▶ Input
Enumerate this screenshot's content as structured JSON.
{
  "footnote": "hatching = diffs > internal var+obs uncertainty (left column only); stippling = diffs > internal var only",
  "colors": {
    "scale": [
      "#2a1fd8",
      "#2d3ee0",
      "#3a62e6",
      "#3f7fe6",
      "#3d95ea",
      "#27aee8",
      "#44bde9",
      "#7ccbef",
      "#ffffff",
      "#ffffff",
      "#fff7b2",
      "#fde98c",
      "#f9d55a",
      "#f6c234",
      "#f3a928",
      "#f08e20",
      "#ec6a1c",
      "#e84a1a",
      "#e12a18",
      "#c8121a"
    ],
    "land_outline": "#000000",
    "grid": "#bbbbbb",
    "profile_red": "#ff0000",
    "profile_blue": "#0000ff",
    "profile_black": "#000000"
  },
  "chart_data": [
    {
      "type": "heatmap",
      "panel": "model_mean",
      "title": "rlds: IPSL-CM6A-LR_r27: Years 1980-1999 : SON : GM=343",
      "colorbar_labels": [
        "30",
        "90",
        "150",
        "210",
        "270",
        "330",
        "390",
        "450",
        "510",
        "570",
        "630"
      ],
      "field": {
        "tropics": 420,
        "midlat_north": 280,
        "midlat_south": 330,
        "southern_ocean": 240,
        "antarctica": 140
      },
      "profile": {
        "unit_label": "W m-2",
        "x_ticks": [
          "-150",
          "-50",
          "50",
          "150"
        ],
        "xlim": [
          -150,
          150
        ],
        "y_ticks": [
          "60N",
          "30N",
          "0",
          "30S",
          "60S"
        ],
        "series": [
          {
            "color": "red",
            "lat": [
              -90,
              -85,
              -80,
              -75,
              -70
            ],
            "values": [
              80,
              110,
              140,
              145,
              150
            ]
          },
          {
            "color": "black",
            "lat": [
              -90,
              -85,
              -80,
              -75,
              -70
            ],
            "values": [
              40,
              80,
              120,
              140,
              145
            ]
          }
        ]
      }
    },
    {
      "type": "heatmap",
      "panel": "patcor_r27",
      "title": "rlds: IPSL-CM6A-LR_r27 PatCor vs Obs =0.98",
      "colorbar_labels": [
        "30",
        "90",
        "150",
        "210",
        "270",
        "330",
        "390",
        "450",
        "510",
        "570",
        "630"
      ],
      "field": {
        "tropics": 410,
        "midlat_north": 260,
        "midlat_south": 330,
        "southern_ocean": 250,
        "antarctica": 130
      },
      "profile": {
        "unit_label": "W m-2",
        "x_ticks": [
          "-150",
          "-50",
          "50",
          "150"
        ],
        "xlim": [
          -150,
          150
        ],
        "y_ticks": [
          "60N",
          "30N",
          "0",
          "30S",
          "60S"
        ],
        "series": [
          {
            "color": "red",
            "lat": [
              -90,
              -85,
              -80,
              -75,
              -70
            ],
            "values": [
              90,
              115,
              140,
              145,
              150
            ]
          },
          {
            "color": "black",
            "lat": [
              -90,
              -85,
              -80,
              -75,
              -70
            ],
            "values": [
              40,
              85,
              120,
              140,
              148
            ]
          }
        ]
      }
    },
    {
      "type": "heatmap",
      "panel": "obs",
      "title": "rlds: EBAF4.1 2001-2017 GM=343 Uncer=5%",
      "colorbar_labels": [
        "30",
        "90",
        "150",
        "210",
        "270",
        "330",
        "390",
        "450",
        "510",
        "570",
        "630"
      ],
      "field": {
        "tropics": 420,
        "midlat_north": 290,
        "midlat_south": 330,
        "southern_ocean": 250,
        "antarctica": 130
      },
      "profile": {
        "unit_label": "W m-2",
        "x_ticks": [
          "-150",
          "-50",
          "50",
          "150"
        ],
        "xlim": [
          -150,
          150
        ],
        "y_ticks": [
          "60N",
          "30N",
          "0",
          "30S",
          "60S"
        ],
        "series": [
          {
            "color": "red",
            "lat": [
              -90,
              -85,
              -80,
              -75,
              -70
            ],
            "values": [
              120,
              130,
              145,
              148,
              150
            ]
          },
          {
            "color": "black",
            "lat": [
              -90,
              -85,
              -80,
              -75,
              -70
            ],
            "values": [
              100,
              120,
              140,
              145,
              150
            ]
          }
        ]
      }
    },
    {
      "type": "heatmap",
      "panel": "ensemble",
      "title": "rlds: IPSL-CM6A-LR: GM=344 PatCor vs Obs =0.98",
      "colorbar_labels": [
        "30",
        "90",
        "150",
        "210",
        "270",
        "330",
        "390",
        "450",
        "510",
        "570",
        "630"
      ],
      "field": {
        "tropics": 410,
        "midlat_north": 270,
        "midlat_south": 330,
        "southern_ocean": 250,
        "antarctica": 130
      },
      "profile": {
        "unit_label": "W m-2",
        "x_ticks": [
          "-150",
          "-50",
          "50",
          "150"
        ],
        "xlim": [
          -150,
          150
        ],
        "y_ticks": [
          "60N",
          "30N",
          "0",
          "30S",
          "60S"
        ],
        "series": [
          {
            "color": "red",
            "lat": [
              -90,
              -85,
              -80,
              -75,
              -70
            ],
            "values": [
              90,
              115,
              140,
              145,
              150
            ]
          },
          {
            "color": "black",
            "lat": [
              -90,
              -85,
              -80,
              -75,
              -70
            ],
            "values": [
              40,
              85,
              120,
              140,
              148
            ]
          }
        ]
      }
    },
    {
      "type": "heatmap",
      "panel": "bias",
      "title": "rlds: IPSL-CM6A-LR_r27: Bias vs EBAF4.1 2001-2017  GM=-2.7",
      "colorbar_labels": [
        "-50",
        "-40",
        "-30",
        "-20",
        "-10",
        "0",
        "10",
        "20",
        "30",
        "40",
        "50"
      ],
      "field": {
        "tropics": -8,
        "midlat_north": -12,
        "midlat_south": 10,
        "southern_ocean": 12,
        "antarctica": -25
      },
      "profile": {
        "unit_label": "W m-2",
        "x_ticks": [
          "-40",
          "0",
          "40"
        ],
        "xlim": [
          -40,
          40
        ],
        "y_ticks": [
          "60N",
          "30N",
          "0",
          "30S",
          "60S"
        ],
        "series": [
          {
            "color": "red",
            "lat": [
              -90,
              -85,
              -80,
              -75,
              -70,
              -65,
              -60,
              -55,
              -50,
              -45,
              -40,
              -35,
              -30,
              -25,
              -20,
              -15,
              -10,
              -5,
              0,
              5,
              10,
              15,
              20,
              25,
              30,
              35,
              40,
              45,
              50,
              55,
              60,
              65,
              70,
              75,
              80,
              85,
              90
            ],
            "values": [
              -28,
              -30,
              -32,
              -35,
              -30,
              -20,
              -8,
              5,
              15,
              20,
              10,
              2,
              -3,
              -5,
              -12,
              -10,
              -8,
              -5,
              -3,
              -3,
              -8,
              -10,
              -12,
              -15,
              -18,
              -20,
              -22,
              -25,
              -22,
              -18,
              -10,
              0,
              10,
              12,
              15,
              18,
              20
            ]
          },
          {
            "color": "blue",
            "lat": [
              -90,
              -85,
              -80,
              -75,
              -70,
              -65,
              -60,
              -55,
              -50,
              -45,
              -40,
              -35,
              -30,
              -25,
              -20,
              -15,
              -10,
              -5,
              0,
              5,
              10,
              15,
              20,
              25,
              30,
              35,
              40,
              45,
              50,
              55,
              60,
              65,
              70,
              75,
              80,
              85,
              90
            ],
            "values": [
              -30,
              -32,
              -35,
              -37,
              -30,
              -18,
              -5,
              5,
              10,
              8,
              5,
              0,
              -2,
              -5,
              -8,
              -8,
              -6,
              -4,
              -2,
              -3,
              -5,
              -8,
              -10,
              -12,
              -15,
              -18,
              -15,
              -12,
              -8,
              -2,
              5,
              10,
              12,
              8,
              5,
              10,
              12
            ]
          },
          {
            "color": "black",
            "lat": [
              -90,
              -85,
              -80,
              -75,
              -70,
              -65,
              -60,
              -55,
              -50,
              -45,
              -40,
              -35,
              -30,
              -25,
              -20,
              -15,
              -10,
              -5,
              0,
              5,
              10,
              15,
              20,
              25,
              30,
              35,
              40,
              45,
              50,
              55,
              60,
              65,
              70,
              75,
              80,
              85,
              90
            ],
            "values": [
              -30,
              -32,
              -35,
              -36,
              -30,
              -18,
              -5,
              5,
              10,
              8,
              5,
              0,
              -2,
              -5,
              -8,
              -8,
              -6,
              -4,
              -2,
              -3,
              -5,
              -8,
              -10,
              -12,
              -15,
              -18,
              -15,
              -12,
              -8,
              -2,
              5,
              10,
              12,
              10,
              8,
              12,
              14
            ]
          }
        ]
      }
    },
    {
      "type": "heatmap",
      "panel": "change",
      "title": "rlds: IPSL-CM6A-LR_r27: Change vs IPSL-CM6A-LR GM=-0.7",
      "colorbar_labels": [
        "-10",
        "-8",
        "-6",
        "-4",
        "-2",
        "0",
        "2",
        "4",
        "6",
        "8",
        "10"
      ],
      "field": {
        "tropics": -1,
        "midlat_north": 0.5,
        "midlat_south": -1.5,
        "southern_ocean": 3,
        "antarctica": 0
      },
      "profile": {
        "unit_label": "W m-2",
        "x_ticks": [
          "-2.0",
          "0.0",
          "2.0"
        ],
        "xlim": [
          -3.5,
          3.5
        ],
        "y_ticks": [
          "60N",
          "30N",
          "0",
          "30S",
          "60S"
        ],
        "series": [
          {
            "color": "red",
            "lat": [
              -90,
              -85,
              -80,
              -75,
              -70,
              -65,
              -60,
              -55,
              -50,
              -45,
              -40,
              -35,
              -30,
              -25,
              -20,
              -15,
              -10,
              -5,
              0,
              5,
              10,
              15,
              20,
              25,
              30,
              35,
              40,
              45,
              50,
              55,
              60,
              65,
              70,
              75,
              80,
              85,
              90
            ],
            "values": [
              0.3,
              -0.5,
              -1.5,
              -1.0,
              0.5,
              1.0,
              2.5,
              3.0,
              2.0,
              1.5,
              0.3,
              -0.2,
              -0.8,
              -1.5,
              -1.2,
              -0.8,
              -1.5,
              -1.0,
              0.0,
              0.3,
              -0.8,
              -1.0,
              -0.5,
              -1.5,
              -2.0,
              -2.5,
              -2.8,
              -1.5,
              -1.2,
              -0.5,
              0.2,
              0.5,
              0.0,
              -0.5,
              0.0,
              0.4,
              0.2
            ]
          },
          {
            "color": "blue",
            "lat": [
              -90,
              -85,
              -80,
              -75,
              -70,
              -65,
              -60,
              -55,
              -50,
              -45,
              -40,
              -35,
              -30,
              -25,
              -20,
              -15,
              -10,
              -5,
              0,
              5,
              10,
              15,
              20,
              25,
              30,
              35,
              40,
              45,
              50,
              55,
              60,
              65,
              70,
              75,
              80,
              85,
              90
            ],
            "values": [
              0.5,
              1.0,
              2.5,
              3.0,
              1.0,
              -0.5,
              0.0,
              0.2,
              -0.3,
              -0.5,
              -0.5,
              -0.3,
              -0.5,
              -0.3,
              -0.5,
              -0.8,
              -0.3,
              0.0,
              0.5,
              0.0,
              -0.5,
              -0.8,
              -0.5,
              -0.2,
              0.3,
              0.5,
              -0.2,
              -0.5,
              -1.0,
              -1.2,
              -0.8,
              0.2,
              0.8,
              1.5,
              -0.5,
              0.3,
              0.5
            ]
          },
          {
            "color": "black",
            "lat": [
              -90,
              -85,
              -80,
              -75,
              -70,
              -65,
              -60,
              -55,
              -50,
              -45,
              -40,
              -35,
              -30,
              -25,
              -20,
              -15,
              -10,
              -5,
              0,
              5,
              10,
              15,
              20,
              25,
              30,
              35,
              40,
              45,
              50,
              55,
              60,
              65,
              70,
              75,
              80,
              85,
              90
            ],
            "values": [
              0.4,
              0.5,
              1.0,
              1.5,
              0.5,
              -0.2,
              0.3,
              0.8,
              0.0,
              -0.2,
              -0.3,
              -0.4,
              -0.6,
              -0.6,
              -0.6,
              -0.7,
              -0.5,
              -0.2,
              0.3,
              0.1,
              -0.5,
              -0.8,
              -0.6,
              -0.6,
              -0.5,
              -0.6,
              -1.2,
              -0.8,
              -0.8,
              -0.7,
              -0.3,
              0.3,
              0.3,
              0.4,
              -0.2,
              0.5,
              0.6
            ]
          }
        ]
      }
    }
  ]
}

▶ Aim
Give solely the number of lines in the data that contain the string "panel".

▶ Correct result
6